*WHAT YOU HAVE TO DO:* Reproduce the data below in full and exclude every picture.

-----

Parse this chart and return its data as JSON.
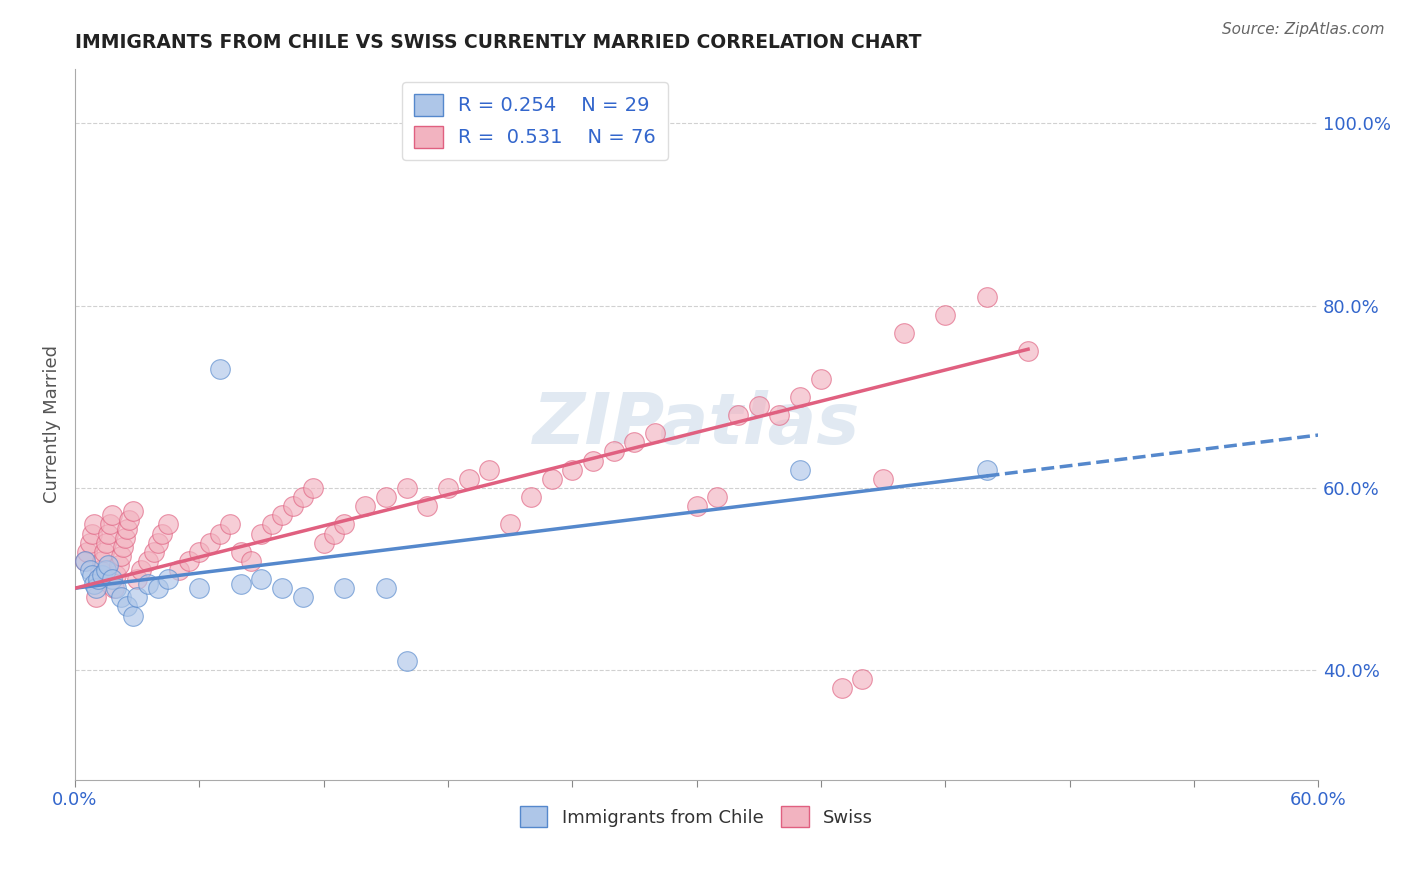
{
  "title": "IMMIGRANTS FROM CHILE VS SWISS CURRENTLY MARRIED CORRELATION CHART",
  "source": "Source: ZipAtlas.com",
  "ylabel": "Currently Married",
  "xlim": [
    0.0,
    0.6
  ],
  "ylim": [
    0.28,
    1.06
  ],
  "xticks": [
    0.0,
    0.06,
    0.12,
    0.18,
    0.24,
    0.3,
    0.36,
    0.42,
    0.48,
    0.54,
    0.6
  ],
  "ytick_positions": [
    0.4,
    0.6,
    0.8,
    1.0
  ],
  "legend1_R": "0.254",
  "legend1_N": "29",
  "legend2_R": "0.531",
  "legend2_N": "76",
  "color_chile": "#aec6e8",
  "color_swiss": "#f2b3c0",
  "trendline_chile_color": "#5588cc",
  "trendline_swiss_color": "#e06080",
  "watermark": "ZIPatlas",
  "chile_points_x": [
    0.005,
    0.007,
    0.008,
    0.009,
    0.01,
    0.011,
    0.013,
    0.015,
    0.016,
    0.018,
    0.02,
    0.022,
    0.025,
    0.028,
    0.03,
    0.035,
    0.04,
    0.045,
    0.06,
    0.07,
    0.08,
    0.09,
    0.1,
    0.11,
    0.13,
    0.15,
    0.16,
    0.35,
    0.44
  ],
  "chile_points_y": [
    0.52,
    0.51,
    0.505,
    0.495,
    0.49,
    0.5,
    0.505,
    0.51,
    0.515,
    0.5,
    0.49,
    0.48,
    0.47,
    0.46,
    0.48,
    0.495,
    0.49,
    0.5,
    0.49,
    0.73,
    0.495,
    0.5,
    0.49,
    0.48,
    0.49,
    0.49,
    0.41,
    0.62,
    0.62
  ],
  "swiss_points_x": [
    0.005,
    0.006,
    0.007,
    0.008,
    0.009,
    0.01,
    0.011,
    0.012,
    0.013,
    0.014,
    0.015,
    0.016,
    0.017,
    0.018,
    0.019,
    0.02,
    0.021,
    0.022,
    0.023,
    0.024,
    0.025,
    0.026,
    0.028,
    0.03,
    0.032,
    0.035,
    0.038,
    0.04,
    0.042,
    0.045,
    0.05,
    0.055,
    0.06,
    0.065,
    0.07,
    0.075,
    0.08,
    0.085,
    0.09,
    0.095,
    0.1,
    0.105,
    0.11,
    0.115,
    0.12,
    0.125,
    0.13,
    0.14,
    0.15,
    0.16,
    0.17,
    0.18,
    0.19,
    0.2,
    0.21,
    0.22,
    0.23,
    0.24,
    0.25,
    0.26,
    0.27,
    0.28,
    0.3,
    0.31,
    0.32,
    0.33,
    0.34,
    0.35,
    0.36,
    0.37,
    0.38,
    0.39,
    0.4,
    0.42,
    0.44,
    0.46
  ],
  "swiss_points_y": [
    0.52,
    0.53,
    0.54,
    0.55,
    0.56,
    0.48,
    0.5,
    0.51,
    0.52,
    0.53,
    0.54,
    0.55,
    0.56,
    0.57,
    0.49,
    0.505,
    0.515,
    0.525,
    0.535,
    0.545,
    0.555,
    0.565,
    0.575,
    0.5,
    0.51,
    0.52,
    0.53,
    0.54,
    0.55,
    0.56,
    0.51,
    0.52,
    0.53,
    0.54,
    0.55,
    0.56,
    0.53,
    0.52,
    0.55,
    0.56,
    0.57,
    0.58,
    0.59,
    0.6,
    0.54,
    0.55,
    0.56,
    0.58,
    0.59,
    0.6,
    0.58,
    0.6,
    0.61,
    0.62,
    0.56,
    0.59,
    0.61,
    0.62,
    0.63,
    0.64,
    0.65,
    0.66,
    0.58,
    0.59,
    0.68,
    0.69,
    0.68,
    0.7,
    0.72,
    0.38,
    0.39,
    0.61,
    0.77,
    0.79,
    0.81,
    0.75
  ]
}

-----

*WRITTEN REPLY:*
Parse this chart and return its data as JSON.
{
  "title": "IMMIGRANTS FROM CHILE VS SWISS CURRENTLY MARRIED CORRELATION CHART",
  "source": "Source: ZipAtlas.com",
  "ylabel": "Currently Married",
  "xlim": [
    0.0,
    0.6
  ],
  "ylim": [
    0.28,
    1.06
  ],
  "xticks": [
    0.0,
    0.06,
    0.12,
    0.18,
    0.24,
    0.3,
    0.36,
    0.42,
    0.48,
    0.54,
    0.6
  ],
  "ytick_positions": [
    0.4,
    0.6,
    0.8,
    1.0
  ],
  "legend1_R": "0.254",
  "legend1_N": "29",
  "legend2_R": "0.531",
  "legend2_N": "76",
  "color_chile": "#aec6e8",
  "color_swiss": "#f2b3c0",
  "trendline_chile_color": "#5588cc",
  "trendline_swiss_color": "#e06080",
  "watermark": "ZIPatlas",
  "chile_points_x": [
    0.005,
    0.007,
    0.008,
    0.009,
    0.01,
    0.011,
    0.013,
    0.015,
    0.016,
    0.018,
    0.02,
    0.022,
    0.025,
    0.028,
    0.03,
    0.035,
    0.04,
    0.045,
    0.06,
    0.07,
    0.08,
    0.09,
    0.1,
    0.11,
    0.13,
    0.15,
    0.16,
    0.35,
    0.44
  ],
  "chile_points_y": [
    0.52,
    0.51,
    0.505,
    0.495,
    0.49,
    0.5,
    0.505,
    0.51,
    0.515,
    0.5,
    0.49,
    0.48,
    0.47,
    0.46,
    0.48,
    0.495,
    0.49,
    0.5,
    0.49,
    0.73,
    0.495,
    0.5,
    0.49,
    0.48,
    0.49,
    0.49,
    0.41,
    0.62,
    0.62
  ],
  "swiss_points_x": [
    0.005,
    0.006,
    0.007,
    0.008,
    0.009,
    0.01,
    0.011,
    0.012,
    0.013,
    0.014,
    0.015,
    0.016,
    0.017,
    0.018,
    0.019,
    0.02,
    0.021,
    0.022,
    0.023,
    0.024,
    0.025,
    0.026,
    0.028,
    0.03,
    0.032,
    0.035,
    0.038,
    0.04,
    0.042,
    0.045,
    0.05,
    0.055,
    0.06,
    0.065,
    0.07,
    0.075,
    0.08,
    0.085,
    0.09,
    0.095,
    0.1,
    0.105,
    0.11,
    0.115,
    0.12,
    0.125,
    0.13,
    0.14,
    0.15,
    0.16,
    0.17,
    0.18,
    0.19,
    0.2,
    0.21,
    0.22,
    0.23,
    0.24,
    0.25,
    0.26,
    0.27,
    0.28,
    0.3,
    0.31,
    0.32,
    0.33,
    0.34,
    0.35,
    0.36,
    0.37,
    0.38,
    0.39,
    0.4,
    0.42,
    0.44,
    0.46
  ],
  "swiss_points_y": [
    0.52,
    0.53,
    0.54,
    0.55,
    0.56,
    0.48,
    0.5,
    0.51,
    0.52,
    0.53,
    0.54,
    0.55,
    0.56,
    0.57,
    0.49,
    0.505,
    0.515,
    0.525,
    0.535,
    0.545,
    0.555,
    0.565,
    0.575,
    0.5,
    0.51,
    0.52,
    0.53,
    0.54,
    0.55,
    0.56,
    0.51,
    0.52,
    0.53,
    0.54,
    0.55,
    0.56,
    0.53,
    0.52,
    0.55,
    0.56,
    0.57,
    0.58,
    0.59,
    0.6,
    0.54,
    0.55,
    0.56,
    0.58,
    0.59,
    0.6,
    0.58,
    0.6,
    0.61,
    0.62,
    0.56,
    0.59,
    0.61,
    0.62,
    0.63,
    0.64,
    0.65,
    0.66,
    0.58,
    0.59,
    0.68,
    0.69,
    0.68,
    0.7,
    0.72,
    0.38,
    0.39,
    0.61,
    0.77,
    0.79,
    0.81,
    0.75
  ]
}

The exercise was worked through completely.